━━ SUPPLIED TEXT

On Tuesday 2006-06-06 20:11, Mark Woodward wrote:
> > Mark Woodward wrote:
> >> OK, here's my problem, I have a nature study where we have about 10
> >> video
> >> cameras taking 15 frames per second.
> >> For each frame we make a few transactions on a PostgreSQL database.
> >
> > Maybe if you grouped multiple operations on bigger transactions, the I/O
> > savings could be enough to buy you the ability to vacuum once in a
> > while. Or consider buffering somehow -- save the data elsewhere, and
> > have some sort of daemon to put it into the database. This would allow
> > to cope with the I/O increase during vacuum.
>
> The problem is ssufficiently large that any minor modification can easily
> hide the problem for a predictble amount of time. My hope was that someone
> would have a real "long term" work around.
I'm not certain that I understand the original problem correctly so I am going
to restate it.
VACCUM needs to be run for two reasons.
1) To recover the transaction counter.
2) To recover records marked for deletion.
VACCUM needs to be run over the entire database. If the data in the database
is N, then VACCUM is O(N). Roughly, VACCUM scales linearly with the size of
the database.

━━━━
━━ GIVEN RECORDS

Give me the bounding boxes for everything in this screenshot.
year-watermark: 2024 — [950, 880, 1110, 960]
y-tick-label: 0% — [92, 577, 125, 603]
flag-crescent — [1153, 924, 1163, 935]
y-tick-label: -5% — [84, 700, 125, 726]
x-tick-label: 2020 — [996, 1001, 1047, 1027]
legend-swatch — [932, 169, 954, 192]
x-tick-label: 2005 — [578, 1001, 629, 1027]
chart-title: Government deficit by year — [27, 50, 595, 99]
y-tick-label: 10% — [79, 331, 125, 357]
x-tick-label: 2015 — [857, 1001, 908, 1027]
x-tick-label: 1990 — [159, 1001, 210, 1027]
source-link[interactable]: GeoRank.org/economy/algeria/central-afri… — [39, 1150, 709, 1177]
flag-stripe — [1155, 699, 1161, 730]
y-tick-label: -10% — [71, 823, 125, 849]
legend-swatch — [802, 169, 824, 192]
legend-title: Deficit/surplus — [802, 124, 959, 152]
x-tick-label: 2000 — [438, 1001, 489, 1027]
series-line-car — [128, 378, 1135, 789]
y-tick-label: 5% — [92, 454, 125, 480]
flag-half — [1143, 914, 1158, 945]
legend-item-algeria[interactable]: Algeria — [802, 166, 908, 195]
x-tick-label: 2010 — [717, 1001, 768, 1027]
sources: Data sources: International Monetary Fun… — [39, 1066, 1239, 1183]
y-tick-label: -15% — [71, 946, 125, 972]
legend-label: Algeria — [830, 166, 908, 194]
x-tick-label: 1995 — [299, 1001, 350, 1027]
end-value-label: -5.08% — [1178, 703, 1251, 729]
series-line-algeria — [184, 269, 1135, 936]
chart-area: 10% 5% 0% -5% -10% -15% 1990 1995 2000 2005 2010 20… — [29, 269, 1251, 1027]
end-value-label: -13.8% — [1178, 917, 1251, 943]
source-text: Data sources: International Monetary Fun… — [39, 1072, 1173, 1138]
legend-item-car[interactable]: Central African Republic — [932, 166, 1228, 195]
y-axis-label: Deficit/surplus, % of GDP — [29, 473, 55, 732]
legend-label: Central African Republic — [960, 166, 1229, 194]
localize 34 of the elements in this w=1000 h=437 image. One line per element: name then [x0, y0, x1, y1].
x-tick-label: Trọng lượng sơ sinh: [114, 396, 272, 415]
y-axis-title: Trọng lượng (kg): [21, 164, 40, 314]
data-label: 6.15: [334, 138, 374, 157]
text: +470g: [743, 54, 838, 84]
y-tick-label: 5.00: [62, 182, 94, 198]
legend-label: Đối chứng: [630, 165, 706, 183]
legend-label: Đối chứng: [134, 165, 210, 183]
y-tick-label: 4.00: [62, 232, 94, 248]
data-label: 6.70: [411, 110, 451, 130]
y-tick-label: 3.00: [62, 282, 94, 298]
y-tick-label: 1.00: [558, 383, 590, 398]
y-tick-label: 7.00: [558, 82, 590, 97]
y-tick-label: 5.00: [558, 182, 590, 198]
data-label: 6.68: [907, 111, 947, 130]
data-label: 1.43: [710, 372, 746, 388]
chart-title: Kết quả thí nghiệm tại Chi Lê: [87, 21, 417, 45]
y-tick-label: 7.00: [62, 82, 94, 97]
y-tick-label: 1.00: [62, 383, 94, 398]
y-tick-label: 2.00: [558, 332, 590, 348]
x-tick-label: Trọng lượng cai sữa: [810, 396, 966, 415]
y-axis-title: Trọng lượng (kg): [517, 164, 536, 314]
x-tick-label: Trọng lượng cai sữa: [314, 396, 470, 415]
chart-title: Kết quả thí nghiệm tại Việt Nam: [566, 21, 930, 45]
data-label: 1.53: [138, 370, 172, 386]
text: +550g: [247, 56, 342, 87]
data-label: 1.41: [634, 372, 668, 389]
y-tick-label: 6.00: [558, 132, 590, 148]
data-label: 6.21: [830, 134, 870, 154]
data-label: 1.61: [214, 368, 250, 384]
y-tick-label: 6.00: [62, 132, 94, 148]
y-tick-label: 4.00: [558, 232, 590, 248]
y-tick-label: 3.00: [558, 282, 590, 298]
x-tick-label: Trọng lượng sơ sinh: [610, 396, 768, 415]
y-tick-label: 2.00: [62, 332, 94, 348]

━━━━

In the PostgreSQL thread, why is saving the data elsewhere and having a daemon load it into the database suggested?

Buffering the data this way would let the system cope with the increase in I/O that happens during vacuum.